[Data items]
>> Begin

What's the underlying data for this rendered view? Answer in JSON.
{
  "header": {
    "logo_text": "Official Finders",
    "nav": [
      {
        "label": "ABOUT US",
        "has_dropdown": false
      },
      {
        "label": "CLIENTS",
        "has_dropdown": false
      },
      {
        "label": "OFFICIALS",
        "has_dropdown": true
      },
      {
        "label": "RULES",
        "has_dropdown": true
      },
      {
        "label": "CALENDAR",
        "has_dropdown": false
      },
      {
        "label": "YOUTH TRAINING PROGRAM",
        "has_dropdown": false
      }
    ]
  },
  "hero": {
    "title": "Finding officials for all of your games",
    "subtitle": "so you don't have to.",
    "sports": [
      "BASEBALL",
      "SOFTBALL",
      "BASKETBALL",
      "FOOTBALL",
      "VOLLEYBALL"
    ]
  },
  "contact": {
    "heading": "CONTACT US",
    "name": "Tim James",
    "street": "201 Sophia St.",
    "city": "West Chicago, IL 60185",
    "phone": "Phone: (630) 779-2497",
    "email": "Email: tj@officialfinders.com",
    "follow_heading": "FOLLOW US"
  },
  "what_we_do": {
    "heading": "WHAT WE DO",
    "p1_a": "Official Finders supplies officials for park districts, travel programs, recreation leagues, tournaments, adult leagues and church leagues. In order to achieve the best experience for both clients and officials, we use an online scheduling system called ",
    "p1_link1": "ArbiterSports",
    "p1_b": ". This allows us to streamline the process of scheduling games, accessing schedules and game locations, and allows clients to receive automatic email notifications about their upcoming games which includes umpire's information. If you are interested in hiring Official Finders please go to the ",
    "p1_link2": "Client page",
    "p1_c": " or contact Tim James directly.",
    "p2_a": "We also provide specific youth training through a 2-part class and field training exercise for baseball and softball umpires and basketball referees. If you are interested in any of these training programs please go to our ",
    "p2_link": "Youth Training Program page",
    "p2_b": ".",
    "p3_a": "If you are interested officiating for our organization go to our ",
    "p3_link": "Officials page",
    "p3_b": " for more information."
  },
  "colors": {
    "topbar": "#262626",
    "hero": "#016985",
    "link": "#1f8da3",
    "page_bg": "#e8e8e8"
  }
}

>> End

### Exercise
Where a line of the data holds "games", show that line.

### Solution to this exercise
    "title": "Finding officials for all of your games",
    "p1_b": ". This allows us to streamline the process of scheduling games, accessing schedules and game locations, and allows clients to receive automatic email notifications about their upcoming games which includes umpire's information. If you are interested in hiring Official Finders please go to the ",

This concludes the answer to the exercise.